**BRIEF**
For the records below, give the count of lines holding the word "marker" and nothing more.
* START PROVIDED INFORMATION *
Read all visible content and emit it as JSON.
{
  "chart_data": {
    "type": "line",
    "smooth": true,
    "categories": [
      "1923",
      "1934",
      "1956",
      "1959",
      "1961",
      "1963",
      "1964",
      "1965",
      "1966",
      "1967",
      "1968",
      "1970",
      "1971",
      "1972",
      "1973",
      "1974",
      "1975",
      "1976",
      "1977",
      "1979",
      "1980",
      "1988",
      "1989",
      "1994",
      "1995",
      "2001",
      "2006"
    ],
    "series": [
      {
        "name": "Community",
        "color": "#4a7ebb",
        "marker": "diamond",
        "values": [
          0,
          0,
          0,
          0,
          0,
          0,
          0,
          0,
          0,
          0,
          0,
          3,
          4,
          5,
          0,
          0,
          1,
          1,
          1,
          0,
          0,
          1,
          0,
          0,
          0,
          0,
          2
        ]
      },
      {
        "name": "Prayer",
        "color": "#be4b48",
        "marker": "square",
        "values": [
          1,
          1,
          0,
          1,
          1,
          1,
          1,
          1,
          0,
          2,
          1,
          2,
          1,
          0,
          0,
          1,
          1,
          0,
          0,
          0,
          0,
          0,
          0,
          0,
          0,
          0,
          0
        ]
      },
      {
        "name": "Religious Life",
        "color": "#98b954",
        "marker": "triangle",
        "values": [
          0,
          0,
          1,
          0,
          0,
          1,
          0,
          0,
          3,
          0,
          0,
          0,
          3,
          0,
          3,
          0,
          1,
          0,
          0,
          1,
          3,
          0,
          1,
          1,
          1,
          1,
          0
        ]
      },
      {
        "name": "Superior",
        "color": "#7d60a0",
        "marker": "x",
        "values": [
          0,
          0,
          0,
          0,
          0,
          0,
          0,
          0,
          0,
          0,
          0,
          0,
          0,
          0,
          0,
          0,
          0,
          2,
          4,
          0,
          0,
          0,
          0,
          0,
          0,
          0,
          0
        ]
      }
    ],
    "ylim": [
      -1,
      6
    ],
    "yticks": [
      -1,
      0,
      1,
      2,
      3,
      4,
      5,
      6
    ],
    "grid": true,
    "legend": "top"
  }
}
* END PROVIDED INFORMATION *
**SOLVED EXERCISE**
4